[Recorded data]
-- START --
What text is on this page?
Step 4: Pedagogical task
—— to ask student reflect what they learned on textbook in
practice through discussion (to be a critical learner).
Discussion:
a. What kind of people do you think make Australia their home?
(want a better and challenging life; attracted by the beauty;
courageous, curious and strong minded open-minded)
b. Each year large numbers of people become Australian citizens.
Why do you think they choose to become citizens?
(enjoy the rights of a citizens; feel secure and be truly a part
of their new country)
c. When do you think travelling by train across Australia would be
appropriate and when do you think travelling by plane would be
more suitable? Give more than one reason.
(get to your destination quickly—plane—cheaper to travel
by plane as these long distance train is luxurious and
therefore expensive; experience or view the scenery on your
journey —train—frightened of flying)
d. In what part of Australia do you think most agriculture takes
-- END --
Short exercise: Make an exact copy of every line in the data.

Full output:
What text is on this page?
Step 4: Pedagogical task
—— to ask student reflect what they learned on textbook in
practice through discussion (to be a critical learner).
Discussion:
a. What kind of people do you think make Australia their home?
(want a better and challenging life; attracted by the beauty;
courageous, curious and strong minded open-minded)
b. Each year large numbers of people become Australian citizens.
Why do you think they choose to become citizens?
(enjoy the rights of a citizens; feel secure and be truly a part
of their new country)
c. When do you think travelling by train across Australia would be
appropriate and when do you think travelling by plane would be
more suitable? Give more than one reason.
(get to your destination quickly—plane—cheaper to travel
by plane as these long distance train is luxurious and
therefore expensive; experience or view the scenery on your
journey —train—frightened of flying)
d. In what part of Australia do you think most agriculture takes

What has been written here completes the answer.